=== Dataset records ===

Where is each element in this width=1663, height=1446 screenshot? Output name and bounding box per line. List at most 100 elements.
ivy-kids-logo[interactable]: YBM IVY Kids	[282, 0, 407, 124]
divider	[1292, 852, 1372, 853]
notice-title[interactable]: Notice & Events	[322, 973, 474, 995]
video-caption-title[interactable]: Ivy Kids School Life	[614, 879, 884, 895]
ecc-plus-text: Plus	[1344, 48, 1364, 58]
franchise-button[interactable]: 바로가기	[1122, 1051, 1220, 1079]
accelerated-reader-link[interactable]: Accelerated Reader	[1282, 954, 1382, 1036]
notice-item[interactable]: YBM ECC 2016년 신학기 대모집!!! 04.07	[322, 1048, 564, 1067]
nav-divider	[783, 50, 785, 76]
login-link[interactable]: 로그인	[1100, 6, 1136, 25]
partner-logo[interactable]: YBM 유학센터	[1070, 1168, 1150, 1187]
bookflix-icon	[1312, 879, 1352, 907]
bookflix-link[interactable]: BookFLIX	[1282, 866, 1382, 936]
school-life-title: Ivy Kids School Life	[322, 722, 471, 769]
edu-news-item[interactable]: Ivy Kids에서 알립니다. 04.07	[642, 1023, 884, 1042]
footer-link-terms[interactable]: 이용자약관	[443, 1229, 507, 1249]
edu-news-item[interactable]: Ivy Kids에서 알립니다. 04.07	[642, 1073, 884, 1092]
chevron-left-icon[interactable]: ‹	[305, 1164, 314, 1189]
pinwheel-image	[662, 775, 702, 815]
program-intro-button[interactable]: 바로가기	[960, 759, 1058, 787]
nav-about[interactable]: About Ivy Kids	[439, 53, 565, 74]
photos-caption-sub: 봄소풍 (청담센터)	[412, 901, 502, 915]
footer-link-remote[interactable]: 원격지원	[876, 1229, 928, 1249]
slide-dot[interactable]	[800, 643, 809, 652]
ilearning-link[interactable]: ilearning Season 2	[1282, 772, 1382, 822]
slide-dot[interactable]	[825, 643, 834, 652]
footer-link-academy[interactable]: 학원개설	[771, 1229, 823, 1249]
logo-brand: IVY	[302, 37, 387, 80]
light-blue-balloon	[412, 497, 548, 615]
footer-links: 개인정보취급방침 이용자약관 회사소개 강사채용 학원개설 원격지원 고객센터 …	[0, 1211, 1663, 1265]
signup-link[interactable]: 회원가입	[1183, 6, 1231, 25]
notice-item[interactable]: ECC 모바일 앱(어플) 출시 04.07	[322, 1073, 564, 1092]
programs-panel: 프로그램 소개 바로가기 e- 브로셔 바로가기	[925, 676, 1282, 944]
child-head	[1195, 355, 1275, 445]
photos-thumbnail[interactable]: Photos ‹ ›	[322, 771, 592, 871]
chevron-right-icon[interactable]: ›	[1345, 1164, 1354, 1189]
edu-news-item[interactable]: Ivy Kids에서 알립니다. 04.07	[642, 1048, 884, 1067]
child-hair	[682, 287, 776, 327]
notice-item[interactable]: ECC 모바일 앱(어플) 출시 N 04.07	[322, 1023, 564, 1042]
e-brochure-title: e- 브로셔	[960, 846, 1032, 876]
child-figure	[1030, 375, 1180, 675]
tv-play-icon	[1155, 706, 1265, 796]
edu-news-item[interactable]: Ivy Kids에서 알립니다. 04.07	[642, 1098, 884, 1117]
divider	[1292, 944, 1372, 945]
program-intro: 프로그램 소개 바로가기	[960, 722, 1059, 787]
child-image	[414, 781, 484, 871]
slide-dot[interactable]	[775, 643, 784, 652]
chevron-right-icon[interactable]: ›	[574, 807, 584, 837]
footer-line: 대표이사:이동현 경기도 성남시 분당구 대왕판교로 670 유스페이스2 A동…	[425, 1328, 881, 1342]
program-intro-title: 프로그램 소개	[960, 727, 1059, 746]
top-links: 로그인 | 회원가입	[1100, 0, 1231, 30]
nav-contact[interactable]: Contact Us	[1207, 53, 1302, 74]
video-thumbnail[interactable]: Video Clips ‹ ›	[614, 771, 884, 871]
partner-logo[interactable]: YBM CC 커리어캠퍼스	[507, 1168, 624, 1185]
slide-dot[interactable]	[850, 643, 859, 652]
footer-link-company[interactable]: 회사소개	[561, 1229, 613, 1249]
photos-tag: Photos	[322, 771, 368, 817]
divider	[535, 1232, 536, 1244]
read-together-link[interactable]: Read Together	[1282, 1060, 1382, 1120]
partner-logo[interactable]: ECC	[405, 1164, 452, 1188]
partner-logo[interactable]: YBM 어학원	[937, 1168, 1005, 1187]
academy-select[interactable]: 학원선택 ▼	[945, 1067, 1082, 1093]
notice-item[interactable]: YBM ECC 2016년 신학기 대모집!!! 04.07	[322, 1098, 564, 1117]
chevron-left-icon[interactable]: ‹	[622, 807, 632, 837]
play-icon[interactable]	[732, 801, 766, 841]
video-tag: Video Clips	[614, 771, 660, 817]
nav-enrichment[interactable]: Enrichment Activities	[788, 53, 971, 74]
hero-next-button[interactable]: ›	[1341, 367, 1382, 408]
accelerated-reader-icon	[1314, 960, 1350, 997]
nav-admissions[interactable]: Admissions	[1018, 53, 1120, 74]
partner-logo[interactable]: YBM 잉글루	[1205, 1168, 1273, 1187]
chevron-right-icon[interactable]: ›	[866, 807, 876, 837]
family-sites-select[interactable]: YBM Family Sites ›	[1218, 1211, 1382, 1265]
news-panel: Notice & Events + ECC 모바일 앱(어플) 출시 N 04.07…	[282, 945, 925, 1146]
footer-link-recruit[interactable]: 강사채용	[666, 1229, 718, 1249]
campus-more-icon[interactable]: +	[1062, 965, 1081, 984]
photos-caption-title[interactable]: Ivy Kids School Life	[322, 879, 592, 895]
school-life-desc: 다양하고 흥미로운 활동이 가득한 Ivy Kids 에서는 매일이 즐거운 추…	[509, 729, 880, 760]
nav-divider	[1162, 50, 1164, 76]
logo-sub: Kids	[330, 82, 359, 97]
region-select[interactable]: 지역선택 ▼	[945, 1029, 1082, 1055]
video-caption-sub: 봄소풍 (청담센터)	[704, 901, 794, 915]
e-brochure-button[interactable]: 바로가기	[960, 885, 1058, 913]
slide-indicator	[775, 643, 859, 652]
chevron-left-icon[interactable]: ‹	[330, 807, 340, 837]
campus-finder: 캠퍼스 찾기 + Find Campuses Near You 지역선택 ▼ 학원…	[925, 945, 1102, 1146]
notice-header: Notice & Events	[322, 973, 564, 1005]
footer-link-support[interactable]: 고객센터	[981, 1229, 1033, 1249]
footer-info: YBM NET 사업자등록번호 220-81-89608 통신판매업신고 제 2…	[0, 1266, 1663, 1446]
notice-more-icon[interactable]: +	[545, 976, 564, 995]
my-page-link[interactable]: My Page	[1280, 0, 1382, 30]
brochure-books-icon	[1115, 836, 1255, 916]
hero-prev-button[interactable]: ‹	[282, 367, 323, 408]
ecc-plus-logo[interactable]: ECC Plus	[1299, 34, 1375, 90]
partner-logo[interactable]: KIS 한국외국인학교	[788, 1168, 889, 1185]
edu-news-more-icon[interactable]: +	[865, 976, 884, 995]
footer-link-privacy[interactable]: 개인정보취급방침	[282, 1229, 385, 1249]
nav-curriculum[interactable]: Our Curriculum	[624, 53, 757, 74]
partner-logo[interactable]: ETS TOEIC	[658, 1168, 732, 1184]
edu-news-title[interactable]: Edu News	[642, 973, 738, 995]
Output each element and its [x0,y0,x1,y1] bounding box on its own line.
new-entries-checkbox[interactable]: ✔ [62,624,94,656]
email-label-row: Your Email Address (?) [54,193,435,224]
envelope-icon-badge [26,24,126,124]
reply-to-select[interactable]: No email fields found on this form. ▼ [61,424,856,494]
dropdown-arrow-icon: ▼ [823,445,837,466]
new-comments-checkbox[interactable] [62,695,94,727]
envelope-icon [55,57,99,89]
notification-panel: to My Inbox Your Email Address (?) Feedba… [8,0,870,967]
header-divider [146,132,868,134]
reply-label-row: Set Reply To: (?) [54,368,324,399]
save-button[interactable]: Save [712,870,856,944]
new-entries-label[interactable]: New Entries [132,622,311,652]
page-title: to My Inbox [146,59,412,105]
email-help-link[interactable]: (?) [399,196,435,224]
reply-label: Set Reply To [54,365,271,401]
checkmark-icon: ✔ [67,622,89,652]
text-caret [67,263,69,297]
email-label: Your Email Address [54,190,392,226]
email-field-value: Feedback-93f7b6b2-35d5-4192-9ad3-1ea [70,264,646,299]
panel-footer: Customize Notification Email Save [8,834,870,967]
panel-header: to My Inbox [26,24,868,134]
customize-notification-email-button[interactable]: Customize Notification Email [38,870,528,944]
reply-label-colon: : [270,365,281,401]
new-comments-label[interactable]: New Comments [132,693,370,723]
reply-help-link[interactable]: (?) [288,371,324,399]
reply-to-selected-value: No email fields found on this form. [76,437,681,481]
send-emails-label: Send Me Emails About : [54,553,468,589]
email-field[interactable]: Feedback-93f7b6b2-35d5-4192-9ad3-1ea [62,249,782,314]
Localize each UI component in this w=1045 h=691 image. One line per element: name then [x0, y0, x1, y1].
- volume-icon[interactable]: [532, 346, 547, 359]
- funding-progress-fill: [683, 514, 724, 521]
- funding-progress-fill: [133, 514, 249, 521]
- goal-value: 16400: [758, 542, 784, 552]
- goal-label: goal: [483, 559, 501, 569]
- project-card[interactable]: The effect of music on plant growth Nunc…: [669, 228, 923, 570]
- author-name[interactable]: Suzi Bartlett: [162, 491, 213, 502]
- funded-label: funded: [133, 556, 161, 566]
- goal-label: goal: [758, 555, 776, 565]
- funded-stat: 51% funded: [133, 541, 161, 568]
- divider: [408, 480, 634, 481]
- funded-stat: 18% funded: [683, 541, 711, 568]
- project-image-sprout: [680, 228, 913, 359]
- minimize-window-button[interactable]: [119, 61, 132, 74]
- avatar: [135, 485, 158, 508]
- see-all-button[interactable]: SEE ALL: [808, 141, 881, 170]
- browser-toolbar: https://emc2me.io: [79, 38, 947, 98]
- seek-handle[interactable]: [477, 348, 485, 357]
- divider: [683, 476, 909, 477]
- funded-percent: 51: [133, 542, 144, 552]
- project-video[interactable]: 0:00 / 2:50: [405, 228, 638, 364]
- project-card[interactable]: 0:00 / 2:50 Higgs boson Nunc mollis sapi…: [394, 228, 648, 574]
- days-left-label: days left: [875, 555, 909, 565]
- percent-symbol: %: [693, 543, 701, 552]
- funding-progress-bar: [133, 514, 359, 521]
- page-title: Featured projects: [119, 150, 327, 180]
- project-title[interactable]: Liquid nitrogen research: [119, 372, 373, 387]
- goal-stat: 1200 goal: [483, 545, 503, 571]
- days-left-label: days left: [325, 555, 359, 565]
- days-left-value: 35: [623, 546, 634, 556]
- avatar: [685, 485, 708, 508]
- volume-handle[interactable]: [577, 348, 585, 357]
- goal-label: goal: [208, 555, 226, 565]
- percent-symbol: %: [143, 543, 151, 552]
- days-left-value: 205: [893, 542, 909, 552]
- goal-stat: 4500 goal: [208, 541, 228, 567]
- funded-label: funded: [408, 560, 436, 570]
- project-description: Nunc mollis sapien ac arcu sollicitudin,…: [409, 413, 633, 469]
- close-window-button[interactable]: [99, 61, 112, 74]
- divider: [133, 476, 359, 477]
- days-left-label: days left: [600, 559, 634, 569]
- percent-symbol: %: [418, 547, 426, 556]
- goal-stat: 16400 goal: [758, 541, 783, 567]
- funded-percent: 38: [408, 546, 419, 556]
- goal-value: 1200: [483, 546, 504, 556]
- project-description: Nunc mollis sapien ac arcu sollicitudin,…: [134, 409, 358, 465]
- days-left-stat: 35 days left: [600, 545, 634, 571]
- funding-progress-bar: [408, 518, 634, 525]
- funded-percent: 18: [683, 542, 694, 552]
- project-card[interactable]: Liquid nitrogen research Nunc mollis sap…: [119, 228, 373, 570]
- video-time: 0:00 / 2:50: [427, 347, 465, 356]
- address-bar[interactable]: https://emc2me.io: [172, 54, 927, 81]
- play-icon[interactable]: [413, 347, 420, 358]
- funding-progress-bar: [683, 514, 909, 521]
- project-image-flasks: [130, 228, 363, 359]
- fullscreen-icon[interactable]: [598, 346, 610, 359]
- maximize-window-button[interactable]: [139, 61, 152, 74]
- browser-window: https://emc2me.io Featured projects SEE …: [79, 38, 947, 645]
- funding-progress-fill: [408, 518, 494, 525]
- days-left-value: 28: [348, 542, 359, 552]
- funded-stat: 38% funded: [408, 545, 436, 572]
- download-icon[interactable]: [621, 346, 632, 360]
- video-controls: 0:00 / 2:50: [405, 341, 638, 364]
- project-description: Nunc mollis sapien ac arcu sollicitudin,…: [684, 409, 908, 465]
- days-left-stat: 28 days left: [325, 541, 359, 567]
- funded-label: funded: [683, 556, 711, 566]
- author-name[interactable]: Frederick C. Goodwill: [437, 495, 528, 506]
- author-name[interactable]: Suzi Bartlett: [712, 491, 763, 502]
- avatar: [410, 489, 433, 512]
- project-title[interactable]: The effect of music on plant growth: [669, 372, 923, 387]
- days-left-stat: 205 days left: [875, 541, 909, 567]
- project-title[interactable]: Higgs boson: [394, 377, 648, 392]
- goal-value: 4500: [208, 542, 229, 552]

===

# [Job]
Rewrite everything from the start of the material down to the line containing "954, 1382, 1036]", changing "Notice & Events" to "News & Events" and keeping the rest the same.

# [Correct response]
Where is each element in this width=1663, height=1446 screenshot? Output name and bounding box per line. List at most 100 elements.
ivy-kids-logo[interactable]: YBM IVY Kids	[282, 0, 407, 124]
divider	[1292, 852, 1372, 853]
notice-title[interactable]: News & Events	[322, 973, 474, 995]
video-caption-title[interactable]: Ivy Kids School Life	[614, 879, 884, 895]
ecc-plus-text: Plus	[1344, 48, 1364, 58]
franchise-button[interactable]: 바로가기	[1122, 1051, 1220, 1079]
accelerated-reader-link[interactable]: Accelerated Reader	[1282, 954, 1382, 1036]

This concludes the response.